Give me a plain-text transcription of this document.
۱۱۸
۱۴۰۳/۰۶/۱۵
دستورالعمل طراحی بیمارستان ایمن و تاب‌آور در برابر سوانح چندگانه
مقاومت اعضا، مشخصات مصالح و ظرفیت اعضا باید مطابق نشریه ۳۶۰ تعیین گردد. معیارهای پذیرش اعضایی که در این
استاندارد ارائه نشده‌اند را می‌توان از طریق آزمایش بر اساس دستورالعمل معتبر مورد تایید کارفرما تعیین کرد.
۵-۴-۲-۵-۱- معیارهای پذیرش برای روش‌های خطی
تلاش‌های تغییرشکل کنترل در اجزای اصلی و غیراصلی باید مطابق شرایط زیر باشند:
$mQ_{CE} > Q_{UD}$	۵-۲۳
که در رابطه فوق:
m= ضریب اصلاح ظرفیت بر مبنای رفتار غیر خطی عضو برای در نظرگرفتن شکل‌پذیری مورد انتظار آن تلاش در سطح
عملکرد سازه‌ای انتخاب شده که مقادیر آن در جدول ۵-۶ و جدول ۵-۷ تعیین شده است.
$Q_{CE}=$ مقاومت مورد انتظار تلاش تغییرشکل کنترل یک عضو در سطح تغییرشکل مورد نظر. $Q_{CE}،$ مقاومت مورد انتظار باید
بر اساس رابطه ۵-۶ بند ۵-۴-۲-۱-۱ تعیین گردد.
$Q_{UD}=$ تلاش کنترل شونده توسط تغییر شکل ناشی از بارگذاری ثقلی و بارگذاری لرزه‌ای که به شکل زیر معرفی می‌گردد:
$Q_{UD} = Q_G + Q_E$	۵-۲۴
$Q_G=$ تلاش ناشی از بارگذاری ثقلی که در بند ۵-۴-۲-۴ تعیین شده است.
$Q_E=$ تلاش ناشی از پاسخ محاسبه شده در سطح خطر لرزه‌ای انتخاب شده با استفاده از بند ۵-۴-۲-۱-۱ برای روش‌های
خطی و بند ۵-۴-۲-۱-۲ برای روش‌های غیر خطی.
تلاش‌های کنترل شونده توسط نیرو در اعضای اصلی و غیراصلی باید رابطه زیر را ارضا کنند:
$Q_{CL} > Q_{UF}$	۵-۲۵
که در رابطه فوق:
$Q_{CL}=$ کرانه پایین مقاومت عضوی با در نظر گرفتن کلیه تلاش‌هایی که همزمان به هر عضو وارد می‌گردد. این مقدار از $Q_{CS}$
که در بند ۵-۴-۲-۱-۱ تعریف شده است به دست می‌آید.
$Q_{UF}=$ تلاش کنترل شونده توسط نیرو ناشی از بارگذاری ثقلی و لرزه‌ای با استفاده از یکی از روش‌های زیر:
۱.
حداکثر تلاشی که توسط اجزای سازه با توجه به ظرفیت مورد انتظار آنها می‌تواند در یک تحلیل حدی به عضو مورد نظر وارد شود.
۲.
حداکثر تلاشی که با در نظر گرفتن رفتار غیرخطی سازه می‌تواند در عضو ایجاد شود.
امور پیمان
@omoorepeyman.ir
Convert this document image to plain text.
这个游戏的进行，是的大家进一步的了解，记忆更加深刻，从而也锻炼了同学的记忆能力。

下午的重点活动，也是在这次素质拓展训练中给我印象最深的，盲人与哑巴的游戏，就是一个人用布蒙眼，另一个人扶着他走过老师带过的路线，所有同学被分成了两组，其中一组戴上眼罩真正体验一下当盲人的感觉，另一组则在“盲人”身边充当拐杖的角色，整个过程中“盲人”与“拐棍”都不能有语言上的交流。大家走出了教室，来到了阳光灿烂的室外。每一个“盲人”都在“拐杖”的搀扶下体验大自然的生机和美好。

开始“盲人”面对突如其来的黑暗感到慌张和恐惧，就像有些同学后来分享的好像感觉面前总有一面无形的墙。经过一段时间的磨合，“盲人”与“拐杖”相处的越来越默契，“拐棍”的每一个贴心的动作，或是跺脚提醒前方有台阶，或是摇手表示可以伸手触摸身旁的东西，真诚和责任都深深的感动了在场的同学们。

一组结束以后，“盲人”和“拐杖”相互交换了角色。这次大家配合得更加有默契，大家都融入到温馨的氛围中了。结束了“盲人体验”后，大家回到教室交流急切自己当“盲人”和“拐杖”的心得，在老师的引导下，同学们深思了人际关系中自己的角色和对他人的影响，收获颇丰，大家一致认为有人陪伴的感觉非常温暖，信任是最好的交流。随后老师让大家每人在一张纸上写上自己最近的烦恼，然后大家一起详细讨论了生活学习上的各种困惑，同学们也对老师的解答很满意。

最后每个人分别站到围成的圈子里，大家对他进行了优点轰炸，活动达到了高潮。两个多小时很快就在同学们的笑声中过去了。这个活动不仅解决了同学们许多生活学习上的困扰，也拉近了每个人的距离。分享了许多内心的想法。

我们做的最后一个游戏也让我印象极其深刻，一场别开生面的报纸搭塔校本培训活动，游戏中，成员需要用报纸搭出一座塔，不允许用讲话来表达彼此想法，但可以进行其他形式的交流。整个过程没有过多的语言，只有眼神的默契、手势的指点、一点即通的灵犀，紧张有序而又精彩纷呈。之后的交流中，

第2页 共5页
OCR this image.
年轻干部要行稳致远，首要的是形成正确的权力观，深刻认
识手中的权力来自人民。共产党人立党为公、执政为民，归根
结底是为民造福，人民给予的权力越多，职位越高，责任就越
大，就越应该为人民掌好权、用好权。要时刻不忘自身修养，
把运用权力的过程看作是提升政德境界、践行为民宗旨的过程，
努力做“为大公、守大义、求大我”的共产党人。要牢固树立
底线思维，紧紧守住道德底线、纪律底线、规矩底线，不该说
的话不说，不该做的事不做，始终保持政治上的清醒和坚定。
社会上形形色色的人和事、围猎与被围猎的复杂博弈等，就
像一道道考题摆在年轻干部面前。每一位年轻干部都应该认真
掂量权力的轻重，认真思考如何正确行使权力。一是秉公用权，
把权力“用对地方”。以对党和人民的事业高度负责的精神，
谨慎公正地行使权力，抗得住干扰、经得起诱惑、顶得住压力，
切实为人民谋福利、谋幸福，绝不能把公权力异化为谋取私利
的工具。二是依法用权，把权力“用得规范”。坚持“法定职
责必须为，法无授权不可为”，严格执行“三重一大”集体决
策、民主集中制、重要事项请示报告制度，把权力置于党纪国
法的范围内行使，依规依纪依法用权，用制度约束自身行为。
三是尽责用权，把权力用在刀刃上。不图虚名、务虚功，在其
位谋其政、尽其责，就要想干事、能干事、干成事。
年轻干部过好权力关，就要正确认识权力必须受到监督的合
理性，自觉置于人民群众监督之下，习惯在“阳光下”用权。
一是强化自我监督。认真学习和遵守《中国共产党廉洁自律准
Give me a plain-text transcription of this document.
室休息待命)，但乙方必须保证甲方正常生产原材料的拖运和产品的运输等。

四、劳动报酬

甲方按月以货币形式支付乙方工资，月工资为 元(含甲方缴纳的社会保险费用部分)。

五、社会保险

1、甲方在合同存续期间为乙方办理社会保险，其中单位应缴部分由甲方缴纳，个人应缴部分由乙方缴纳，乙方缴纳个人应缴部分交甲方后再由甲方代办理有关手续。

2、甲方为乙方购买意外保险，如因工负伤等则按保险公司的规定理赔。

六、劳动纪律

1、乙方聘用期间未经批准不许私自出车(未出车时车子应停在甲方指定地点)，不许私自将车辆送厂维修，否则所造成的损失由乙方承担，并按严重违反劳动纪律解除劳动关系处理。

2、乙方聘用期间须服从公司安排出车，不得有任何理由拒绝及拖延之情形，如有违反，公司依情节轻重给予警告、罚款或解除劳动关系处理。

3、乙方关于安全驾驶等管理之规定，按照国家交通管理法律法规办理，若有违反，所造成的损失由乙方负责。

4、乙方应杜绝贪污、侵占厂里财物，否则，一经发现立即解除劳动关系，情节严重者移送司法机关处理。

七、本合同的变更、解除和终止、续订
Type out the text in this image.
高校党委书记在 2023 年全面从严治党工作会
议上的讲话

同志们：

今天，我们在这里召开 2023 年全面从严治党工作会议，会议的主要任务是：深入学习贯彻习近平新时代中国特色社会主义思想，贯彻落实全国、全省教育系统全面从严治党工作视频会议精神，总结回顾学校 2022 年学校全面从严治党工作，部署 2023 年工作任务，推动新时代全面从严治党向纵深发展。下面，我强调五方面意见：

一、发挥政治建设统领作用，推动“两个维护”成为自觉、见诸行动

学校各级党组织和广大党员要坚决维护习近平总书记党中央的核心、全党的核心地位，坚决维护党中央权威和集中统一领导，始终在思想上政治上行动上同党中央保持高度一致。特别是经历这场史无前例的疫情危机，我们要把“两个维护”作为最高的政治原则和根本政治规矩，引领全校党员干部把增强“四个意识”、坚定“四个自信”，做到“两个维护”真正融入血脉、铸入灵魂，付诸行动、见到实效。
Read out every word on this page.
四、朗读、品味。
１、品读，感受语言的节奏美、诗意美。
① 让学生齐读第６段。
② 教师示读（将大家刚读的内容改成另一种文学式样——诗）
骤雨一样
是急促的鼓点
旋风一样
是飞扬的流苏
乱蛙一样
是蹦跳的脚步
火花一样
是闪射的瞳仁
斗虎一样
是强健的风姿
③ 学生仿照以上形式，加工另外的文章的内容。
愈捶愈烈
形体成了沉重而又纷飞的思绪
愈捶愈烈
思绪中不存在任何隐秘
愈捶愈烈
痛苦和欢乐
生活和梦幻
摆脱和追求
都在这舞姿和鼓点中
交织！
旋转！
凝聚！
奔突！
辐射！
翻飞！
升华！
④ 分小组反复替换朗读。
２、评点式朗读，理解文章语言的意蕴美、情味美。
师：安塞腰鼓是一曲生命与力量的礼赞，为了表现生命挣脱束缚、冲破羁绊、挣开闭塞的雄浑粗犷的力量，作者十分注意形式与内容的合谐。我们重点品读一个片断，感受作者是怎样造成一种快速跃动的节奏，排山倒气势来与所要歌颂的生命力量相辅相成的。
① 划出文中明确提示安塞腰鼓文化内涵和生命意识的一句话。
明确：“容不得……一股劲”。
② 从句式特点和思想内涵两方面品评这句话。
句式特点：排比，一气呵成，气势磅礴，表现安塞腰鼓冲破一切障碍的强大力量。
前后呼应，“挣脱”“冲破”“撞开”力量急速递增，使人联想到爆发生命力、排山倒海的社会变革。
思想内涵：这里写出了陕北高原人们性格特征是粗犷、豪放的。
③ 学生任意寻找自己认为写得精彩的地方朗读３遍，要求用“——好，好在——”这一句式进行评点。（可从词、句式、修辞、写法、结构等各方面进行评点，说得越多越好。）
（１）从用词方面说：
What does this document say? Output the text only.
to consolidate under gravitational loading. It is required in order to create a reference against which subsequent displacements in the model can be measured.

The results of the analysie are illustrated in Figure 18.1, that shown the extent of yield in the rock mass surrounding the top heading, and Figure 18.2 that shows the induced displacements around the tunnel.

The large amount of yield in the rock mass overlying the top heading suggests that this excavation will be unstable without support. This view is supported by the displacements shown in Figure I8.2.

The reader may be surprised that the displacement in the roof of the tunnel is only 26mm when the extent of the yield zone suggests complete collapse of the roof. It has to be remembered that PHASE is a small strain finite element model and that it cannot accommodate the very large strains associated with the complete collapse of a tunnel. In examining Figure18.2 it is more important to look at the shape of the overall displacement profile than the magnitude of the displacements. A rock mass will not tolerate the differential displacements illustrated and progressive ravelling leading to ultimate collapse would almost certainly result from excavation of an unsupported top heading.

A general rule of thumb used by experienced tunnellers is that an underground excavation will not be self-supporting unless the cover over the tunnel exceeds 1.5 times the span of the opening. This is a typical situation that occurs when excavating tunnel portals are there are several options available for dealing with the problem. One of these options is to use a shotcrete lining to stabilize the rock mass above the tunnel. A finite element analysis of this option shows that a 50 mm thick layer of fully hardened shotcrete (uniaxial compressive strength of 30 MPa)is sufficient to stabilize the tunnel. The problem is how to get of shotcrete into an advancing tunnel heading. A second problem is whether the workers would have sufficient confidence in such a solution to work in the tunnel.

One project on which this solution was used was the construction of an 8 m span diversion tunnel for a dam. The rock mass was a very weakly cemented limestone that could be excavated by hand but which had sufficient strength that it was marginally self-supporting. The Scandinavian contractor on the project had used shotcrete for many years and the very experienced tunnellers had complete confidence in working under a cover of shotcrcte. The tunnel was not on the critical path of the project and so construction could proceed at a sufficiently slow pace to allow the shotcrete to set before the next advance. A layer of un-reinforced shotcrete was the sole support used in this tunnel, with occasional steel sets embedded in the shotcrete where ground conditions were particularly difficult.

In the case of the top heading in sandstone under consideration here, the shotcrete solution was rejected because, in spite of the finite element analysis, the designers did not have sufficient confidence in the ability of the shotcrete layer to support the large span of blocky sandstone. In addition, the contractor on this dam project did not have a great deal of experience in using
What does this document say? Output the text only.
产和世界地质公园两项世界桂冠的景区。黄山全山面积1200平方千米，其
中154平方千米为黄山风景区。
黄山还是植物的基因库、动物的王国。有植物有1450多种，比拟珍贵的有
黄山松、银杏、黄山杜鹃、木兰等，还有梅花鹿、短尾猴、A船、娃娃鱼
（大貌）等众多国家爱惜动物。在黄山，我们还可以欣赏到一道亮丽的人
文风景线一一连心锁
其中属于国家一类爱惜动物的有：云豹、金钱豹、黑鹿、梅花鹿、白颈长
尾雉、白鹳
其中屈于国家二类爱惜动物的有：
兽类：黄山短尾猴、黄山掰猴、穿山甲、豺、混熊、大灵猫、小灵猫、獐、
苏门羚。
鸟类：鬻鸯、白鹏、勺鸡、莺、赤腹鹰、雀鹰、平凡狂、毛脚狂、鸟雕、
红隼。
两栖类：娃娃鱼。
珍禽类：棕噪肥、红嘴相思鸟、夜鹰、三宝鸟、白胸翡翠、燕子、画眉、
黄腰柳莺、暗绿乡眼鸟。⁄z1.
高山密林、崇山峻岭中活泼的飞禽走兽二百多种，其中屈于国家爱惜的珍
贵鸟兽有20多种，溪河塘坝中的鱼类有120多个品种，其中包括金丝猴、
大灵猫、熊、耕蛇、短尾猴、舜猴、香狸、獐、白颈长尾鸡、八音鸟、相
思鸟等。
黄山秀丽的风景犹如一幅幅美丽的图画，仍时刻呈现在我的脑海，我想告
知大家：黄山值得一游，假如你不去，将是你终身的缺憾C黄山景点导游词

## [Given instruction]
Go through the records. Copy each line where "تواند" appears.

## [The answer]
حداکثر تلاشی که توسط اجزای سازه با توجه به ظرفیت مورد انتظار آنها می‌تواند در یک تحلیل حدی به عضو مورد نظر وارد شود.
حداکثر تلاشی که با در نظر گرفتن رفتار غیرخطی سازه می‌تواند در عضو ایجاد شود.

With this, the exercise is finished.